── Given records

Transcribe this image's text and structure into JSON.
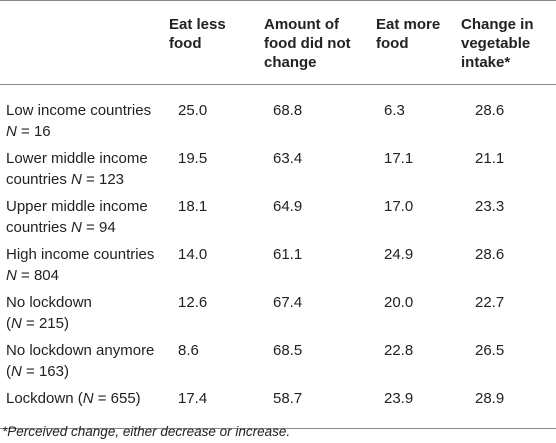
{
  "headers": [
    "",
    "Eat less food",
    "Amount of food did not change",
    "Eat more food",
    "Change in vegetable intake*"
  ],
  "rows": [
    {
      "line1": "Low income countries",
      "line2_pre": "",
      "line2_n": "N",
      "line2_post": " = 16",
      "values": [
        "25.0",
        "68.8",
        "6.3",
        "28.6"
      ]
    },
    {
      "line1": "Lower middle income",
      "line2_pre": "countries ",
      "line2_n": "N",
      "line2_post": " = 123",
      "values": [
        "19.5",
        "63.4",
        "17.1",
        "21.1"
      ]
    },
    {
      "line1": "Upper middle income",
      "line2_pre": "countries ",
      "line2_n": "N",
      "line2_post": " = 94",
      "values": [
        "18.1",
        "64.9",
        "17.0",
        "23.3"
      ]
    },
    {
      "line1": "High income countries",
      "line2_pre": "",
      "line2_n": "N",
      "line2_post": " = 804",
      "values": [
        "14.0",
        "61.1",
        "24.9",
        "28.6"
      ]
    },
    {
      "line1": "No lockdown",
      "line2_pre": "(",
      "line2_n": "N",
      "line2_post": " = 215)",
      "values": [
        "12.6",
        "67.4",
        "20.0",
        "22.7"
      ]
    },
    {
      "line1": "No lockdown anymore",
      "line2_pre": "(",
      "line2_n": "N",
      "line2_post": " = 163)",
      "values": [
        "8.6",
        "68.5",
        "22.8",
        "26.5"
      ]
    },
    {
      "line1": "Lockdown (",
      "line1_n": "N",
      "line1_post": " = 655)",
      "values": [
        "17.4",
        "58.7",
        "23.9",
        "28.9"
      ]
    }
  ],
  "footnote": "*Perceived change, either decrease or increase."
}
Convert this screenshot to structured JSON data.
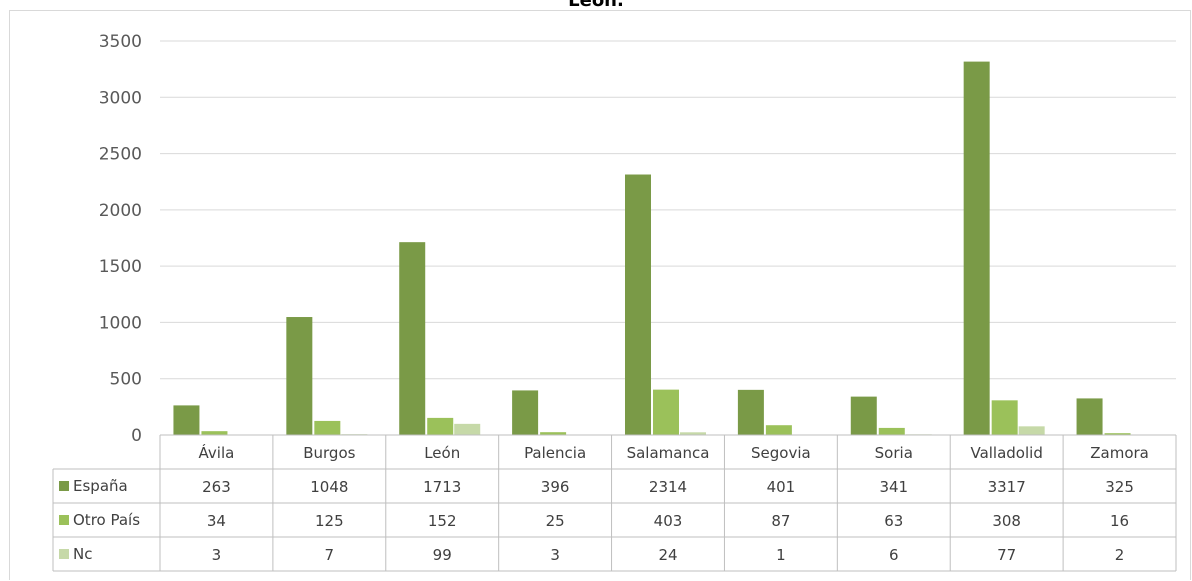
{
  "chart_data": {
    "type": "bar",
    "title": "León.",
    "categories": [
      "Ávila",
      "Burgos",
      "León",
      "Palencia",
      "Salamanca",
      "Segovia",
      "Soria",
      "Valladolid",
      "Zamora"
    ],
    "series": [
      {
        "name": "España",
        "color": "#7a9a47",
        "values": [
          263,
          1048,
          1713,
          396,
          2314,
          401,
          341,
          3317,
          325
        ]
      },
      {
        "name": "Otro País",
        "color": "#9bc15a",
        "values": [
          34,
          125,
          152,
          25,
          403,
          87,
          63,
          308,
          16
        ]
      },
      {
        "name": "Nc",
        "color": "#c6d9a8",
        "values": [
          3,
          7,
          99,
          3,
          24,
          1,
          6,
          77,
          2
        ]
      }
    ],
    "ylim": [
      0,
      3500
    ],
    "yticks": [
      "0",
      "500",
      "1000",
      "1500",
      "2000",
      "2500",
      "3000",
      "3500"
    ],
    "grid": true,
    "legend": "data-table"
  }
}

────

Problem to work on — Output the full set of records above without changing a word, and drop the images.

Answer for the task —
Transcribe this image's text and structure into JSON.
{
  "headers": [
    "",
    "Eat less food",
    "Amount of food did not change",
    "Eat more food",
    "Change in vegetable intake*"
  ],
  "rows": [
    {
      "line1": "Low income countries",
      "line2_pre": "",
      "line2_n": "N",
      "line2_post": " = 16",
      "values": [
        "25.0",
        "68.8",
        "6.3",
        "28.6"
      ]
    },
    {
      "line1": "Lower middle income",
      "line2_pre": "countries ",
      "line2_n": "N",
      "line2_post": " = 123",
      "values": [
        "19.5",
        "63.4",
        "17.1",
        "21.1"
      ]
    },
    {
      "line1": "Upper middle income",
      "line2_pre": "countries ",
      "line2_n": "N",
      "line2_post": " = 94",
      "values": [
        "18.1",
        "64.9",
        "17.0",
        "23.3"
      ]
    },
    {
      "line1": "High income countries",
      "line2_pre": "",
      "line2_n": "N",
      "line2_post": " = 804",
      "values": [
        "14.0",
        "61.1",
        "24.9",
        "28.6"
      ]
    },
    {
      "line1": "No lockdown",
      "line2_pre": "(",
      "line2_n": "N",
      "line2_post": " = 215)",
      "values": [
        "12.6",
        "67.4",
        "20.0",
        "22.7"
      ]
    },
    {
      "line1": "No lockdown anymore",
      "line2_pre": "(",
      "line2_n": "N",
      "line2_post": " = 163)",
      "values": [
        "8.6",
        "68.5",
        "22.8",
        "26.5"
      ]
    },
    {
      "line1": "Lockdown (",
      "line1_n": "N",
      "line1_post": " = 655)",
      "values": [
        "17.4",
        "58.7",
        "23.9",
        "28.9"
      ]
    }
  ],
  "footnote": "*Perceived change, either decrease or increase."
}
Convert this screenshot to structured JSON data.
{
  "chart_data": {
    "type": "bar",
    "title": "León.",
    "categories": [
      "Ávila",
      "Burgos",
      "León",
      "Palencia",
      "Salamanca",
      "Segovia",
      "Soria",
      "Valladolid",
      "Zamora"
    ],
    "series": [
      {
        "name": "España",
        "color": "#7a9a47",
        "values": [
          263,
          1048,
          1713,
          396,
          2314,
          401,
          341,
          3317,
          325
        ]
      },
      {
        "name": "Otro País",
        "color": "#9bc15a",
        "values": [
          34,
          125,
          152,
          25,
          403,
          87,
          63,
          308,
          16
        ]
      },
      {
        "name": "Nc",
        "color": "#c6d9a8",
        "values": [
          3,
          7,
          99,
          3,
          24,
          1,
          6,
          77,
          2
        ]
      }
    ],
    "ylim": [
      0,
      3500
    ],
    "yticks": [
      "0",
      "500",
      "1000",
      "1500",
      "2000",
      "2500",
      "3000",
      "3500"
    ],
    "grid": true,
    "legend": "data-table"
  }
}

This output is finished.